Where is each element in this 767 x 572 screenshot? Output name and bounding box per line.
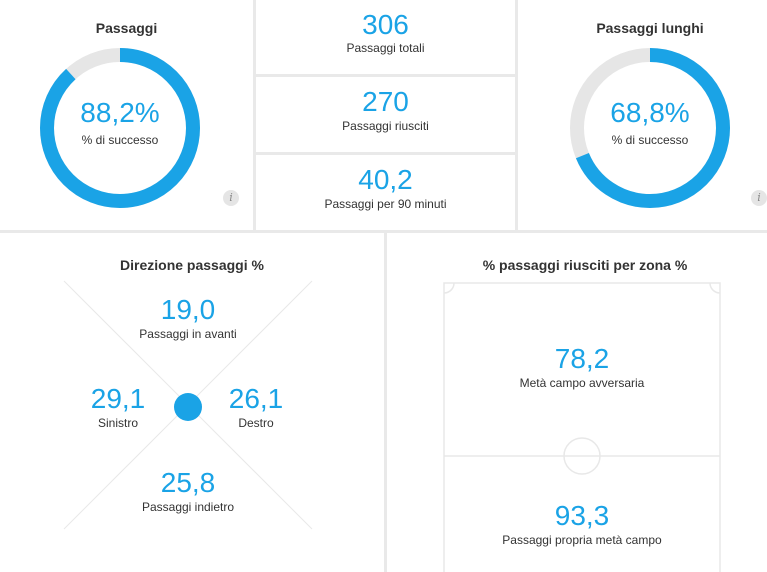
totale-passaggi-card: 306 Passaggi totali [256,0,515,74]
forward-label: Passaggi in avanti [139,327,237,341]
per90-value: 40,2 [358,164,413,195]
own-label: Passaggi propria metà campo [502,533,662,547]
total-label: Passaggi totali [346,41,425,55]
right-stat: 26,1 Destro [206,383,306,431]
direzione-title: Direzione passaggi % [120,257,264,273]
total-value: 306 [362,9,409,40]
own-half-stat: 93,3 Passaggi propria metà campo [443,500,721,548]
lunghi-percent: 68,8% [610,97,690,128]
passaggi-riusciti-card: 270 Passaggi riusciti [256,77,515,152]
left-value: 29,1 [90,383,146,414]
info-icon[interactable]: i [223,190,239,206]
opp-value: 78,2 [554,343,610,374]
success-value: 270 [362,86,409,117]
passaggi-lunghi-card: Passaggi lunghi 68,8% % di successo i [518,0,767,230]
lunghi-ring [570,48,730,208]
own-value: 93,3 [554,500,610,531]
zona-card: % passaggi riusciti per zona % 78,2 Metà… [387,233,767,572]
right-label: Destro [238,416,274,430]
passaggi-per90-card: 40,2 Passaggi per 90 minuti [256,155,515,230]
info-icon[interactable]: i [751,190,767,206]
direzione-card: Direzione passaggi % 19,0 Passaggi in av… [0,233,384,572]
opp-label: Metà campo avversaria [519,376,645,390]
passaggi-ring-progress [40,48,200,208]
passaggi-percent-label: % di successo [81,133,159,147]
passaggi-ring [40,48,200,208]
back-value: 25,8 [160,467,216,498]
success-label: Passaggi riusciti [342,119,429,133]
left-label: Sinistro [97,416,138,430]
back-label: Passaggi indietro [141,500,235,514]
passaggi-title: Passaggi [95,20,158,36]
left-stat: 29,1 Sinistro [68,383,168,431]
per90-label: Passaggi per 90 minuti [324,197,447,211]
right-value: 26,1 [228,383,284,414]
passaggi-card: Passaggi 88,2% % di successo i [0,0,253,230]
center-dot [174,393,202,421]
pitch-outline [443,282,721,572]
passaggi-percent: 88,2% [80,97,160,128]
lunghi-percent-label: % di successo [611,133,689,147]
forward-stat: 19,0 Passaggi in avanti [108,294,268,342]
zona-title: % passaggi riusciti per zona % [482,257,688,273]
lunghi-ring-progress [570,48,730,208]
back-stat: 25,8 Passaggi indietro [98,467,278,515]
lunghi-title: Passaggi lunghi [596,20,704,36]
forward-value: 19,0 [160,294,216,325]
opp-half-stat: 78,2 Metà campo avversaria [443,343,721,391]
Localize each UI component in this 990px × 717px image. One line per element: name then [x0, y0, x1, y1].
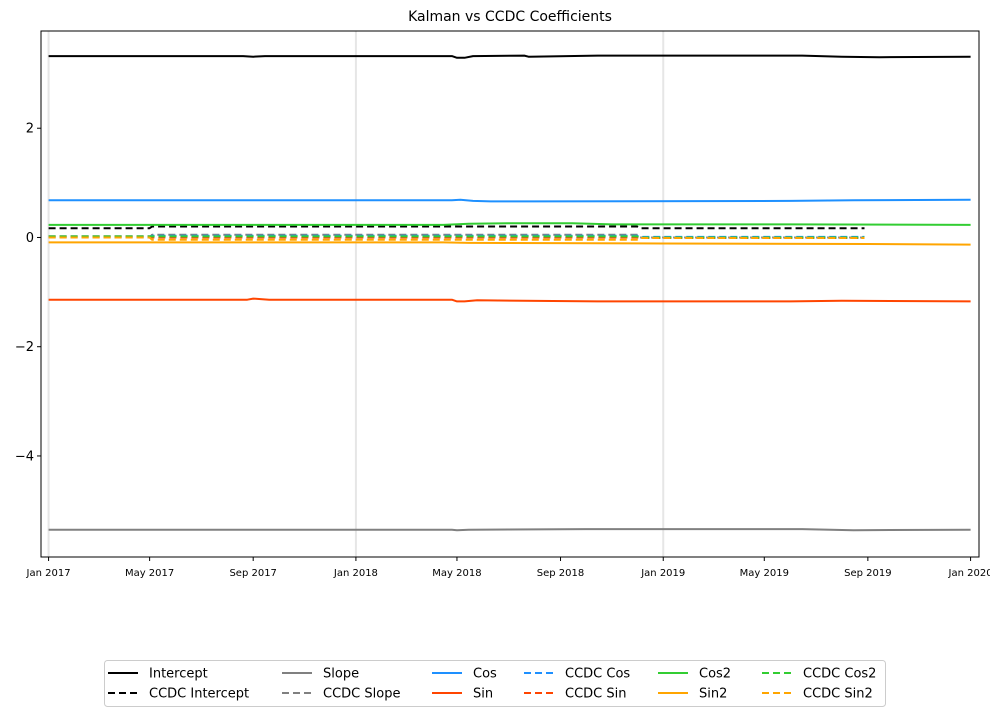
series-line-cos2 — [48, 222, 971, 226]
legend-label-ccdc-sin2: CCDC Sin2 — [803, 687, 873, 702]
series-line-intercept — [48, 54, 971, 59]
y-tick-label: 2 — [26, 122, 34, 137]
legend-label-ccdc-cos: CCDC Cos — [565, 667, 630, 682]
legend-label-intercept: Intercept — [149, 667, 208, 682]
y-axis: 2 0 −2 −4 — [15, 122, 41, 464]
series-line-sin2 — [48, 241, 971, 246]
plot-frame — [40, 30, 980, 558]
series-line-cos — [48, 198, 971, 203]
series-line-ccdc-intercept — [48, 225, 865, 230]
grid-layer — [47, 31, 665, 557]
legend-label-cos2: Cos2 — [699, 667, 731, 682]
series-layer — [48, 54, 971, 532]
legend: Intercept CCDC Intercept Slope CCDC Slope Co… — [104, 660, 886, 707]
series-line-slope — [48, 528, 971, 532]
chart-title: Kalman vs CCDC Coefficients — [408, 9, 612, 25]
series-line-ccdc-sin2 — [48, 236, 865, 241]
legend-label-cos: Cos — [473, 667, 497, 682]
x-tick-label: Jan 2019 — [640, 568, 685, 579]
plot-area — [40, 30, 980, 558]
x-tick-label: Sep 2019 — [844, 568, 891, 579]
x-axis: Jan 2017 May 2017 Sep 2017 Jan 2018 May 2018… — [26, 557, 990, 579]
x-tick-label: Sep 2018 — [537, 568, 584, 579]
legend-label-slope: Slope — [323, 667, 359, 682]
x-tick-label: Jan 2017 — [26, 568, 71, 579]
legend-label-ccdc-cos2: CCDC Cos2 — [803, 667, 876, 682]
x-tick-label: May 2017 — [125, 568, 174, 579]
series-line-sin — [48, 297, 971, 303]
y-tick-label: −2 — [15, 340, 34, 355]
legend-label-sin2: Sin2 — [699, 687, 727, 702]
legend-label-ccdc-intercept: CCDC Intercept — [149, 687, 249, 702]
x-tick-label: Jan 2018 — [333, 568, 378, 579]
y-tick-label: −4 — [15, 449, 34, 464]
legend-label-ccdc-slope: CCDC Slope — [323, 687, 400, 702]
x-tick-label: May 2019 — [740, 568, 789, 579]
x-tick-label: Sep 2017 — [229, 568, 276, 579]
x-tick-label: Jan 2020 — [948, 568, 990, 579]
y-tick-label: 0 — [26, 231, 34, 246]
legend-label-sin: Sin — [473, 687, 493, 702]
legend-label-ccdc-sin: CCDC Sin — [565, 687, 626, 702]
x-tick-label: May 2018 — [432, 568, 481, 579]
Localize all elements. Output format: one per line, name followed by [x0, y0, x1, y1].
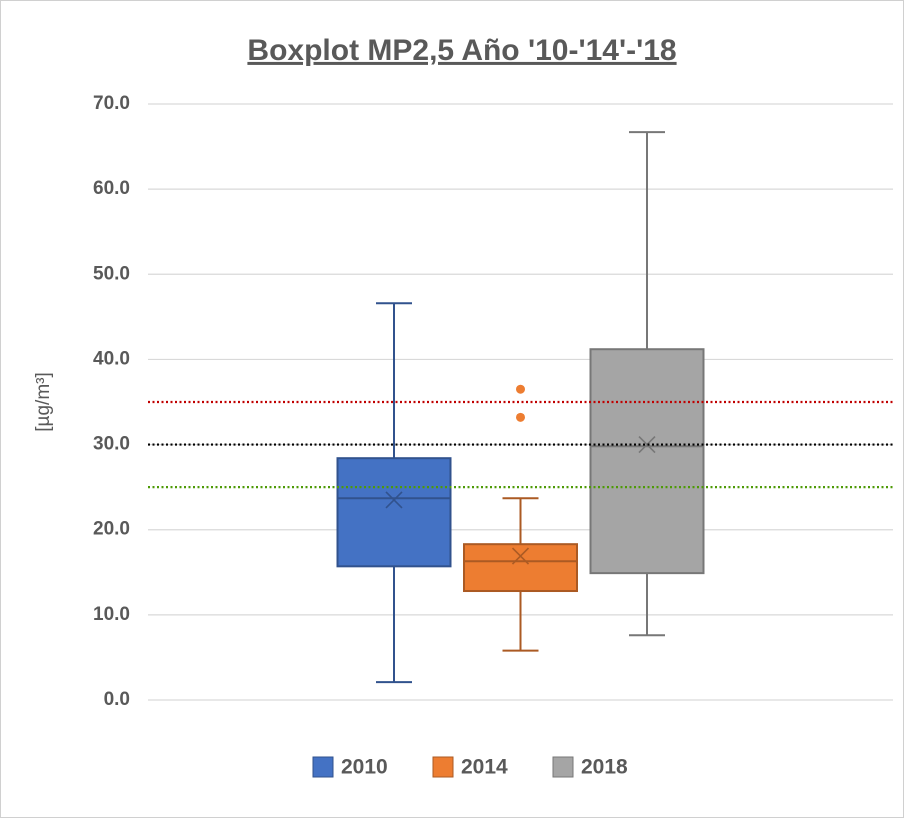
y-tick-label: 0.0	[104, 689, 130, 710]
legend-swatch	[552, 756, 574, 778]
legend-swatch	[432, 756, 454, 778]
legend-label: 2014	[461, 756, 508, 779]
box	[589, 348, 705, 575]
mean-marker	[638, 436, 656, 454]
outlier	[516, 412, 525, 422]
y-tick-label: 20.0	[93, 519, 130, 540]
mean-marker	[511, 547, 530, 565]
y-tick-label: 30.0	[93, 434, 130, 455]
legend-label: 2018	[581, 756, 628, 779]
legend-swatch	[312, 756, 334, 778]
outlier	[516, 384, 525, 394]
y-tick-label: 60.0	[93, 178, 130, 199]
y-axis-label: [µg/m³]	[33, 372, 54, 432]
box	[336, 457, 452, 568]
legend-label: 2010	[341, 756, 388, 779]
box	[463, 543, 578, 593]
y-tick-label: 40.0	[93, 348, 130, 369]
mean-marker	[385, 491, 403, 509]
chart-title: Boxplot MP2,5 Año '10-'14'-'18	[247, 34, 676, 67]
y-tick-label: 10.0	[93, 604, 130, 625]
y-tick-label: 50.0	[93, 263, 130, 284]
y-tick-label: 70.0	[93, 93, 130, 114]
###
▸ Your objective:
Return the lines from the one with "series-line-cos2 — [48, 222, 971, 226]" up to and including the one with "series-line-slope — [48, 528, 971, 532]", unchanged.

▸ Written reply:
series-line-cos2 — [48, 222, 971, 226]
legend-label-ccdc-sin2: CCDC Sin2 — [803, 687, 873, 702]
series-line-intercept — [48, 54, 971, 59]
y-tick-label: 2 — [26, 122, 34, 137]
legend-label-ccdc-cos: CCDC Cos — [565, 667, 630, 682]
legend-label-intercept: Intercept — [149, 667, 208, 682]
y-axis: 2 0 −2 −4 — [15, 122, 41, 464]
series-line-sin2 — [48, 241, 971, 246]
plot-frame — [40, 30, 980, 558]
series-line-cos — [48, 198, 971, 203]
series-line-ccdc-intercept — [48, 225, 865, 230]
grid-layer — [47, 31, 665, 557]
legend-label-cos2: Cos2 — [699, 667, 731, 682]
series-layer — [48, 54, 971, 532]
legend: Intercept CCDC Intercept Slope CCDC Slope Co… — [104, 660, 886, 707]
series-line-slope — [48, 528, 971, 532]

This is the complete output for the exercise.